## Aim:
Copy each line of the material below that includes the string "субъекта".

(Items from a dataset)
★ ★ ★
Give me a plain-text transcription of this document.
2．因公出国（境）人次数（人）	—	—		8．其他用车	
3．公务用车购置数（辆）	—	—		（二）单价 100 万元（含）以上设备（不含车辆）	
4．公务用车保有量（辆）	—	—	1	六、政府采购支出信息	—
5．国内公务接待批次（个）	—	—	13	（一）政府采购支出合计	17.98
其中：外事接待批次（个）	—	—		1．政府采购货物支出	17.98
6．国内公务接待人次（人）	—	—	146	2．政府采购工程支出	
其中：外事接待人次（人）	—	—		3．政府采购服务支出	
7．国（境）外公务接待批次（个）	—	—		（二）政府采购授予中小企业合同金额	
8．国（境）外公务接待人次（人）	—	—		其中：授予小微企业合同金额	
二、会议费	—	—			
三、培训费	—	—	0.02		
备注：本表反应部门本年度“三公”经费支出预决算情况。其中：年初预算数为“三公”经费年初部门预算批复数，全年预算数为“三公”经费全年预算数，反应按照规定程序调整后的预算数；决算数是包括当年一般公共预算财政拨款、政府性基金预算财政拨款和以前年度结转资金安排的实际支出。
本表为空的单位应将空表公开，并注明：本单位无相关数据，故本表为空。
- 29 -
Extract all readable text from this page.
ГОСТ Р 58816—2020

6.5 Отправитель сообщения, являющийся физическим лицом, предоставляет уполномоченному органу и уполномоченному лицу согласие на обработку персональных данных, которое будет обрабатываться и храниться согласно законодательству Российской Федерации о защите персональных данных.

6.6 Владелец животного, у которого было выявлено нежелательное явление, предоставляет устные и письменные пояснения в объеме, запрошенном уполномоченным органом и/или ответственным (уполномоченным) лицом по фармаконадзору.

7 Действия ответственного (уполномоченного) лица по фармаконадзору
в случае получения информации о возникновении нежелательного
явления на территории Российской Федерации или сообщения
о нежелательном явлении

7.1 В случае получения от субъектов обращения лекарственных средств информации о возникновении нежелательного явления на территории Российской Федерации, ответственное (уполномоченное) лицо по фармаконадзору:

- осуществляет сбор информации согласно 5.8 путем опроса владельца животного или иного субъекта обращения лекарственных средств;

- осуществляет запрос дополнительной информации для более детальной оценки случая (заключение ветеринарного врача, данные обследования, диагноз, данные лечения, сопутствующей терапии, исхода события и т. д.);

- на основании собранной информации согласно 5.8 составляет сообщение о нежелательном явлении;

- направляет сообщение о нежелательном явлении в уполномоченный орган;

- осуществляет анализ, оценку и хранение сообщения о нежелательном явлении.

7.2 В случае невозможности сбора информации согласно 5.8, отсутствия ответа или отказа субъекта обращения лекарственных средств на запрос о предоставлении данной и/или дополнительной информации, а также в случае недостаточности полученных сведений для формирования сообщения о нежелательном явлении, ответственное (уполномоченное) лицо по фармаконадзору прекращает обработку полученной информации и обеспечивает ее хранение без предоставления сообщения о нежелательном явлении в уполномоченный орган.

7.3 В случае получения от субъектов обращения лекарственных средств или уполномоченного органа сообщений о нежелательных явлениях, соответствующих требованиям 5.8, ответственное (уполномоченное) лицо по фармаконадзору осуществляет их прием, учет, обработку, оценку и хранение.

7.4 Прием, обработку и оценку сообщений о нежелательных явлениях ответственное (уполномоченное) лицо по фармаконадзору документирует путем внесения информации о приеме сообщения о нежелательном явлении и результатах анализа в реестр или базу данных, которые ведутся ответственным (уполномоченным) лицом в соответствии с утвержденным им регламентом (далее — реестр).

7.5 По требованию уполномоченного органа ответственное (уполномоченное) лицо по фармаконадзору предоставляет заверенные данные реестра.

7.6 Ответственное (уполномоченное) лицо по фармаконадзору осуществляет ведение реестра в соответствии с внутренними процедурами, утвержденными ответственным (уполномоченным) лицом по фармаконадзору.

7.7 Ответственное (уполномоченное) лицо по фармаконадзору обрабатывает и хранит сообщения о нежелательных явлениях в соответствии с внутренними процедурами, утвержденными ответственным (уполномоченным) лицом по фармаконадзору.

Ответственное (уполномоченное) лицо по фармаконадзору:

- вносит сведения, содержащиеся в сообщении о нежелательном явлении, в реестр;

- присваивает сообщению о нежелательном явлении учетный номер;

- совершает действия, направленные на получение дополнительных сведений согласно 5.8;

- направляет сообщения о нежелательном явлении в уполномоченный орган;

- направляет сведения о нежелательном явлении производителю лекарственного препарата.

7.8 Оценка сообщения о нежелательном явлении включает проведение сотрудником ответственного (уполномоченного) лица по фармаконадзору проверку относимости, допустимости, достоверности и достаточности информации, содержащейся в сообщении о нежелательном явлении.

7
★ ★ ★
## Answer to this task:
- осуществляет сбор информации согласно 5.8 путем опроса владельца животного или иного субъекта обращения лекарственных средств;
7.2 В случае невозможности сбора информации согласно 5.8, отсутствия ответа или отказа субъекта обращения лекарственных средств на запрос о предоставлении данной и/или дополнительной информации, а также в случае недостаточности полученных сведений для формирования сообщения о нежелательном явлении, ответственное (уполномоченное) лицо по фармаконадзору прекращает обработку полученной информации и обеспечивает ее хранение без предоставления сообщения о нежелательном явлении в уполномоченный орган.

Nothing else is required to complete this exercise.